BEGIN Given data

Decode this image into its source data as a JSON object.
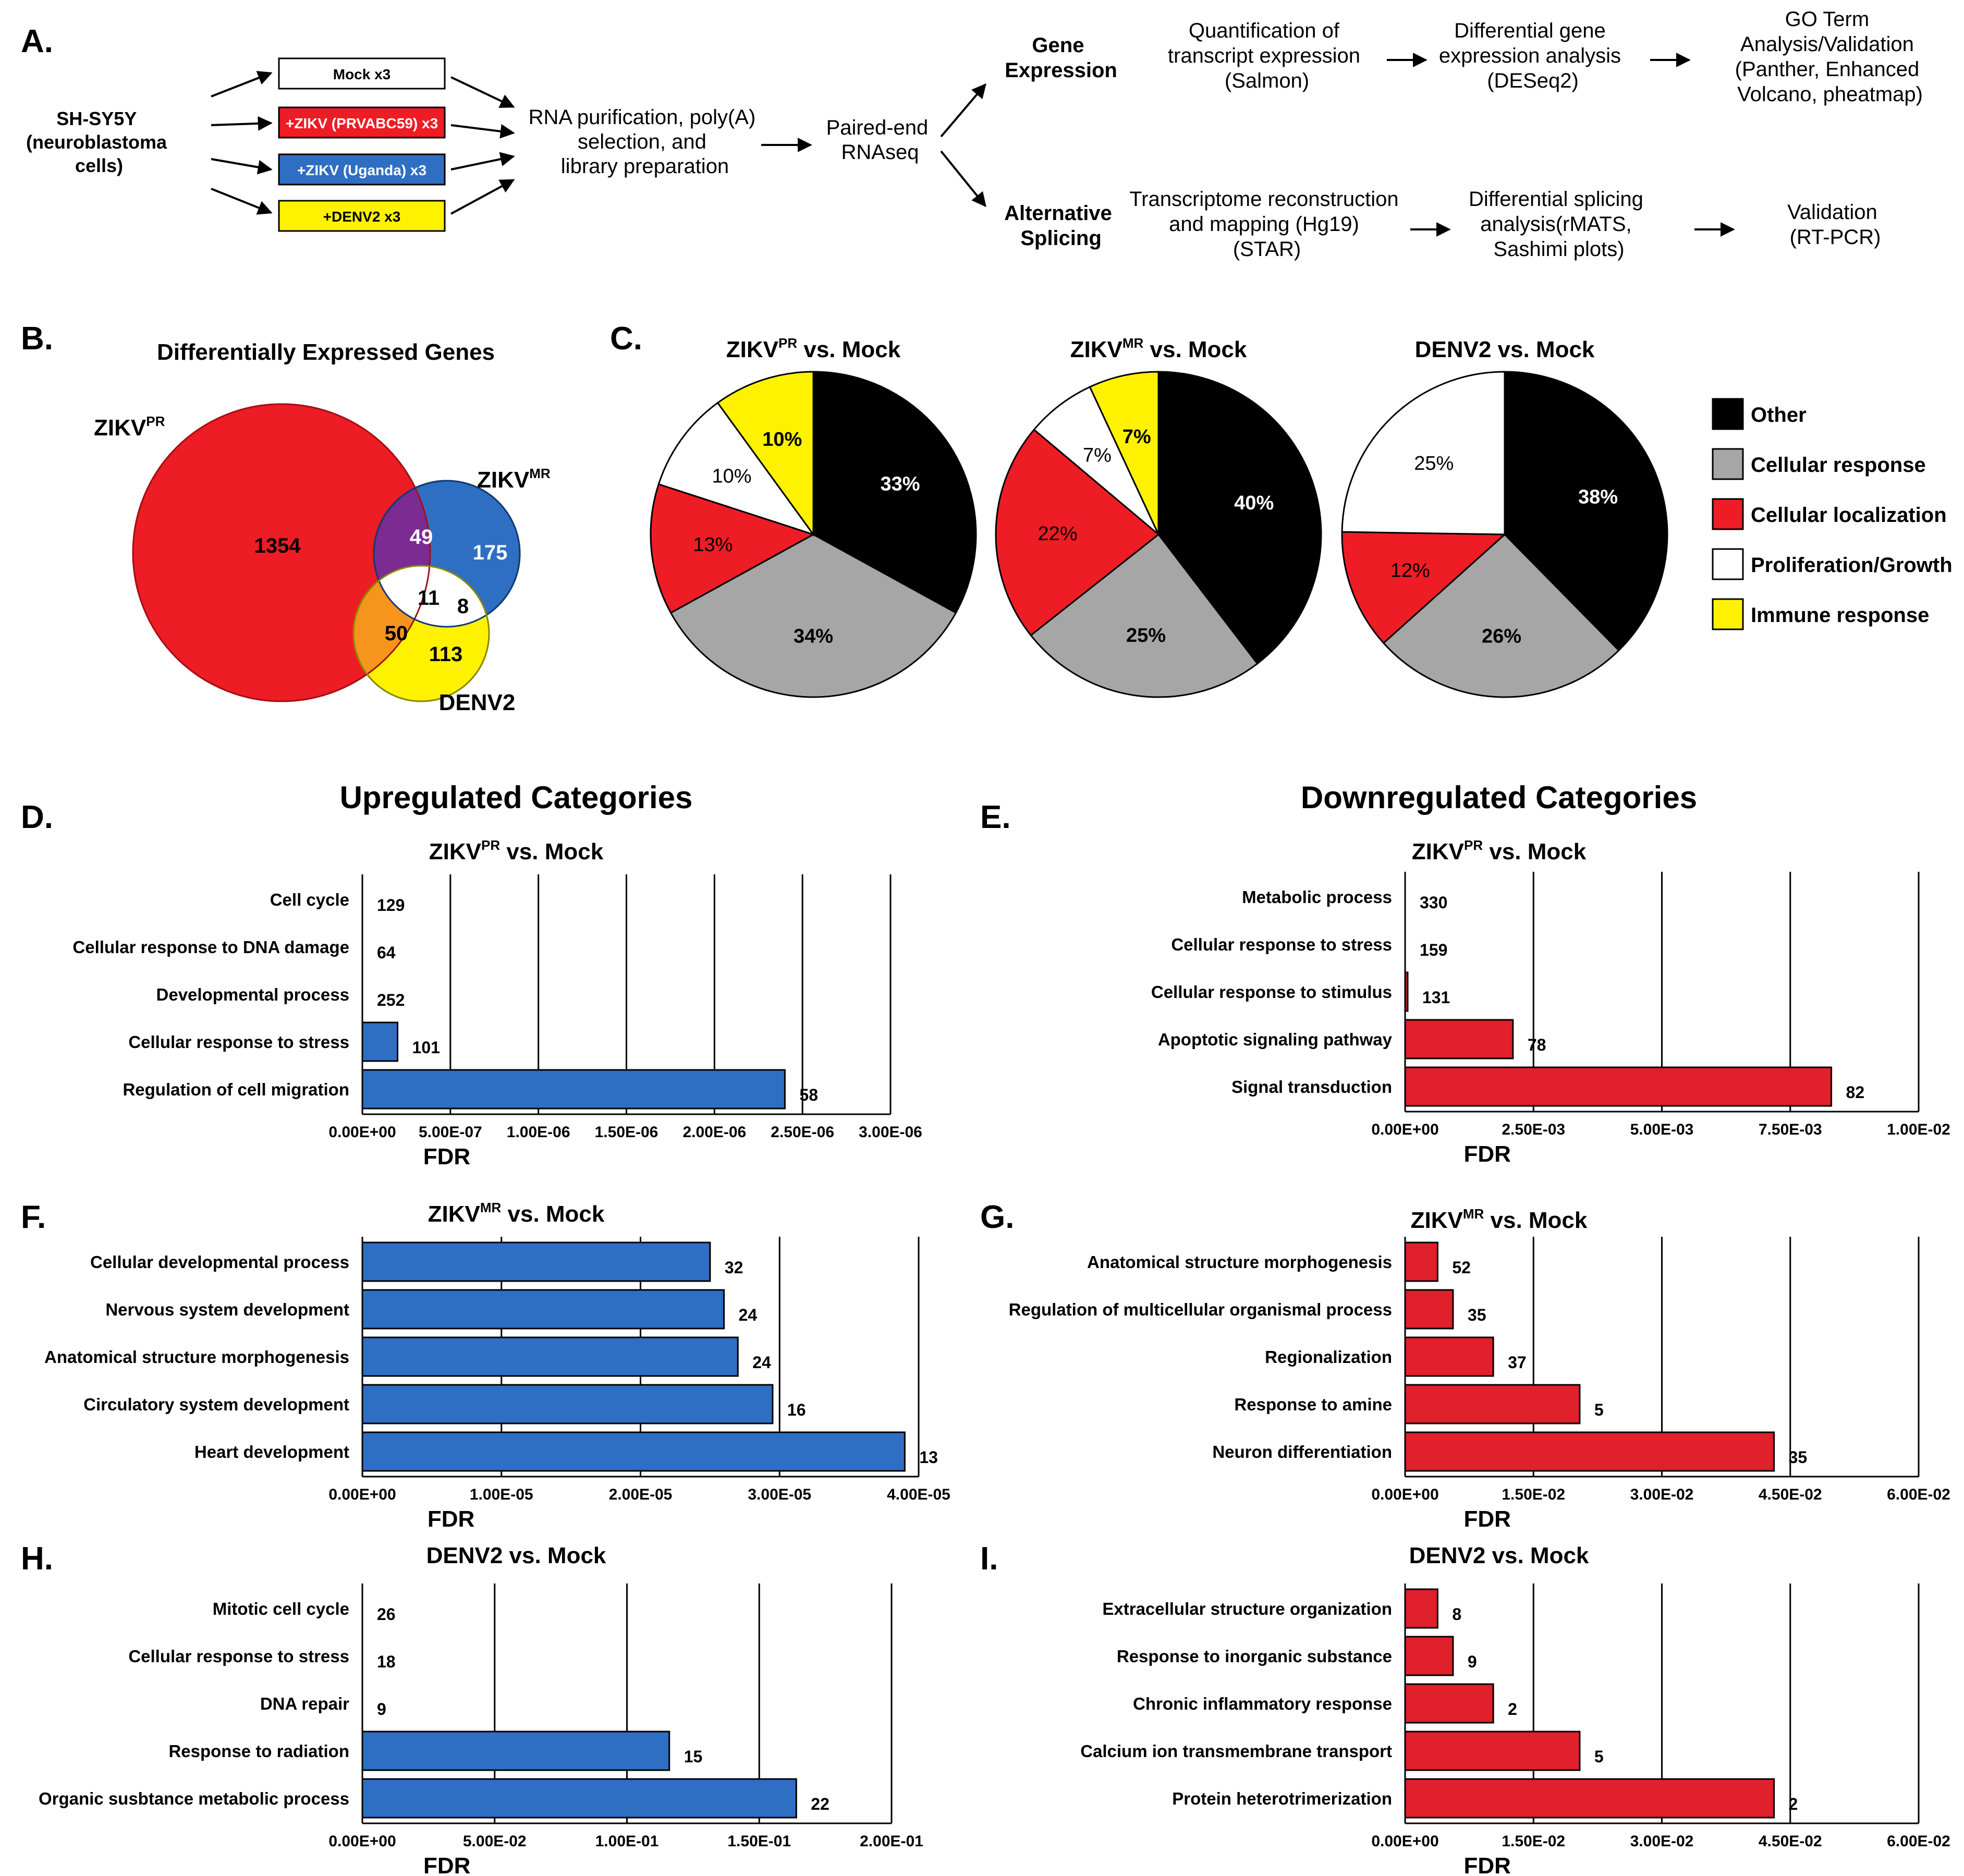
{
  "panel_a": {
    "label": "A.",
    "source": [
      "SH-SY5Y",
      "(neuroblastoma",
      "cells)"
    ],
    "conditions": [
      {
        "text": "Mock x3",
        "color": "#ffffff",
        "text_color": "#000000"
      },
      {
        "text": "+ZIKV (PRVABC59) x3",
        "color": "#ee1c24",
        "text_color": "#ffffff"
      },
      {
        "text": "+ZIKV (Uganda) x3",
        "color": "#2e6fc4",
        "text_color": "#ffffff"
      },
      {
        "text": "+DENV2 x3",
        "color": "#fff200",
        "text_color": "#000000"
      }
    ],
    "purification": [
      "RNA purification, poly(A)",
      "selection, and",
      "library preparation"
    ],
    "rnaseq": [
      "Paired-end",
      "RNAseq"
    ],
    "gene_expression": {
      "title": [
        "Gene",
        "Expression"
      ],
      "steps": [
        [
          "Quantification of",
          "transcript expression",
          "(Salmon)"
        ],
        [
          "Differential gene",
          "expression analysis",
          "(DESeq2)"
        ],
        [
          "GO Term",
          "Analysis/Validation",
          "(Panther, Enhanced",
          "Volcano, pheatmap)"
        ]
      ]
    },
    "alternative_splicing": {
      "title": [
        "Alternative",
        "Splicing"
      ],
      "steps": [
        [
          "Transcriptome reconstruction",
          "and mapping (Hg19)",
          "(STAR)"
        ],
        [
          "Differential splicing",
          "analysis(rMATS,",
          "Sashimi plots)"
        ],
        [
          "Validation",
          "(RT-PCR)"
        ]
      ]
    }
  },
  "panel_b": {
    "label": "B.",
    "title": "Differentially Expressed Genes",
    "sets": {
      "zikv_pr": "ZIKV",
      "zikv_pr_sup": "PR",
      "zikv_mr": "ZIKV",
      "zikv_mr_sup": "MR",
      "denv2": "DENV2"
    },
    "counts": {
      "pr_only": "1354",
      "pr_mr": "49",
      "mr_only": "175",
      "all_three": "11",
      "mr_denv": "8",
      "pr_denv": "50",
      "denv_only": "113"
    }
  },
  "panel_c": {
    "label": "C.",
    "legend": [
      {
        "name": "Other",
        "color": "#000000"
      },
      {
        "name": "Cellular response",
        "color": "#a6a6a6"
      },
      {
        "name": "Cellular localization",
        "color": "#ee1c24"
      },
      {
        "name": "Proliferation/Growth",
        "color": "#ffffff"
      },
      {
        "name": "Immune response",
        "color": "#fff200"
      }
    ]
  },
  "headings": {
    "up": "Upregulated Categories",
    "down": "Downregulated Categories"
  },
  "chart_data": [
    {
      "type": "pie",
      "title": "ZIKV",
      "title_sup": "PR",
      "title_rest": " vs. Mock",
      "slices": [
        {
          "category": "Other",
          "value": 33,
          "label": "33%"
        },
        {
          "category": "Cellular response",
          "value": 34,
          "label": "34%"
        },
        {
          "category": "Cellular localization",
          "value": 13,
          "label": "13%"
        },
        {
          "category": "Proliferation/Growth",
          "value": 10,
          "label": "10%"
        },
        {
          "category": "Immune response",
          "value": 10,
          "label": "10%"
        }
      ]
    },
    {
      "type": "pie",
      "title": "ZIKV",
      "title_sup": "MR",
      "title_rest": " vs. Mock",
      "slices": [
        {
          "category": "Other",
          "value": 40,
          "label": "40%"
        },
        {
          "category": "Cellular response",
          "value": 25,
          "label": "25%"
        },
        {
          "category": "Cellular localization",
          "value": 22,
          "label": "22%"
        },
        {
          "category": "Proliferation/Growth",
          "value": 7,
          "label": "7%"
        },
        {
          "category": "Immune response",
          "value": 7,
          "label": "7%"
        }
      ]
    },
    {
      "type": "pie",
      "title": "DENV2 vs. Mock",
      "title_sup": "",
      "title_rest": "",
      "slices": [
        {
          "category": "Other",
          "value": 38,
          "label": "38%"
        },
        {
          "category": "Cellular response",
          "value": 26,
          "label": "26%"
        },
        {
          "category": "Cellular localization",
          "value": 12,
          "label": "12%"
        },
        {
          "category": "Proliferation/Growth",
          "value": 25,
          "label": "25%"
        }
      ]
    },
    {
      "type": "bar",
      "orientation": "horizontal",
      "panel": "D.",
      "title": "ZIKV",
      "title_sup": "PR",
      "title_rest": " vs. Mock",
      "color": "#2e6fc4",
      "xlabel": "FDR",
      "xlim": [
        0,
        3e-06
      ],
      "ticks": [
        "0.00E+00",
        "5.00E-07",
        "1.00E-06",
        "1.50E-06",
        "2.00E-06",
        "2.50E-06",
        "3.00E-06"
      ],
      "categories": [
        "Cell cycle",
        "Cellular response to DNA damage",
        "Developmental process",
        "Cellular response to stress",
        "Regulation of cell migration"
      ],
      "values": [
        0,
        0,
        0,
        2e-07,
        2.4e-06
      ],
      "counts": [
        "129",
        "64",
        "252",
        "101",
        "58"
      ]
    },
    {
      "type": "bar",
      "orientation": "horizontal",
      "panel": "E.",
      "title": "ZIKV",
      "title_sup": "PR",
      "title_rest": " vs. Mock",
      "color": "#e0202a",
      "xlabel": "FDR",
      "xlim": [
        0,
        0.01
      ],
      "ticks": [
        "0.00E+00",
        "2.50E-03",
        "5.00E-03",
        "7.50E-03",
        "1.00E-02"
      ],
      "categories": [
        "Metabolic process",
        "Cellular response to stress",
        "Cellular response to stimulus",
        "Apoptotic signaling pathway",
        "Signal transduction"
      ],
      "values": [
        0,
        0,
        5e-05,
        0.0021,
        0.0083
      ],
      "counts": [
        "330",
        "159",
        "131",
        "78",
        "82"
      ]
    },
    {
      "type": "bar",
      "orientation": "horizontal",
      "panel": "F.",
      "title": "ZIKV",
      "title_sup": "MR",
      "title_rest": " vs. Mock",
      "color": "#2e6fc4",
      "xlabel": "FDR",
      "xlim": [
        0,
        4e-05
      ],
      "ticks": [
        "0.00E+00",
        "1.00E-05",
        "2.00E-05",
        "3.00E-05",
        "4.00E-05"
      ],
      "categories": [
        "Cellular developmental process",
        "Nervous system development",
        "Anatomical structure morphogenesis",
        "Circulatory system development",
        "Heart development"
      ],
      "values": [
        2.5e-05,
        2.6e-05,
        2.7e-05,
        2.95e-05,
        3.9e-05
      ],
      "counts": [
        "32",
        "24",
        "24",
        "16",
        "13"
      ]
    },
    {
      "type": "bar",
      "orientation": "horizontal",
      "panel": "G.",
      "title": "ZIKV",
      "title_sup": "MR",
      "title_rest": " vs. Mock",
      "color": "#e0202a",
      "xlabel": "FDR",
      "xlim": [
        0,
        0.06
      ],
      "ticks": [
        "0.00E+00",
        "1.50E-02",
        "3.00E-02",
        "4.50E-02",
        "6.00E-02"
      ],
      "categories": [
        "Anatomical structure morphogenesis",
        "Regulation of multicellular organismal process",
        "Regionalization",
        "Response to amine",
        "Neuron differentiation"
      ],
      "values": [
        0.0038,
        0.0056,
        0.0103,
        0.0204,
        0.0431
      ],
      "counts": [
        "52",
        "35",
        "37",
        "5",
        "35"
      ]
    },
    {
      "type": "bar",
      "orientation": "horizontal",
      "panel": "H.",
      "title": "DENV2 vs. Mock",
      "title_sup": "",
      "title_rest": "",
      "color": "#2e6fc4",
      "xlabel": "FDR",
      "xlim": [
        0,
        0.2
      ],
      "ticks": [
        "0.00E+00",
        "5.00E-02",
        "1.00E-01",
        "1.50E-01",
        "2.00E-01"
      ],
      "categories": [
        "Mitotic cell cycle",
        "Cellular response to stress",
        "DNA repair",
        "Response to radiation",
        "Organic susbtance metabolic process"
      ],
      "values": [
        0,
        0,
        0,
        0.116,
        0.164
      ],
      "counts": [
        "26",
        "18",
        "9",
        "15",
        "22"
      ]
    },
    {
      "type": "bar",
      "orientation": "horizontal",
      "panel": "I.",
      "title": "DENV2 vs. Mock",
      "title_sup": "",
      "title_rest": "",
      "color": "#e0202a",
      "xlabel": "FDR",
      "xlim": [
        0,
        0.06
      ],
      "ticks": [
        "0.00E+00",
        "1.50E-02",
        "3.00E-02",
        "4.50E-02",
        "6.00E-02"
      ],
      "categories": [
        "Extracellular structure organization",
        "Response to inorganic substance",
        "Chronic inflammatory response",
        "Calcium ion transmembrane transport",
        "Protein heterotrimerization"
      ],
      "values": [
        0.0038,
        0.0056,
        0.0103,
        0.0204,
        0.0431
      ],
      "counts": [
        "8",
        "9",
        "2",
        "5",
        "2"
      ]
    }
  ]
}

END Given data

Identify the lines of the data that contain the word "ffffff". Copy each of them.

Solution for this task:
        "color": "#ffffff",
        "text_color": "#ffffff"
        "text_color": "#ffffff"
        "color": "#ffffff"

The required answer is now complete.